• **Work to do**:
Copy every record word for word.

• **Task data**:
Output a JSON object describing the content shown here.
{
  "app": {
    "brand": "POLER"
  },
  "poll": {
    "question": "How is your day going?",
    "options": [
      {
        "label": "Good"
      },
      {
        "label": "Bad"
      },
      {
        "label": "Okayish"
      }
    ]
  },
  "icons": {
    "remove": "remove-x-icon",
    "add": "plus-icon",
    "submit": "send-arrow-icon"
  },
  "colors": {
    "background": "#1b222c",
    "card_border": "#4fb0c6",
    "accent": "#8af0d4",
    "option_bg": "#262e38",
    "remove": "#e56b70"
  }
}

• **The response**:
Output a JSON object describing the content shown here.
{
  "app": {
    "brand": "POLER"
  },
  "poll": {
    "question": "How is your day going?",
    "options": [
      {
        "label": "Good"
      },
      {
        "label": "Bad"
      },
      {
        "label": "Okayish"
      }
    ]
  },
  "icons": {
    "remove": "remove-x-icon",
    "add": "plus-icon",
    "submit": "send-arrow-icon"
  },
  "colors": {
    "background": "#1b222c",
    "card_border": "#4fb0c6",
    "accent": "#8af0d4",
    "option_bg": "#262e38",
    "remove": "#e56b70"
  }
}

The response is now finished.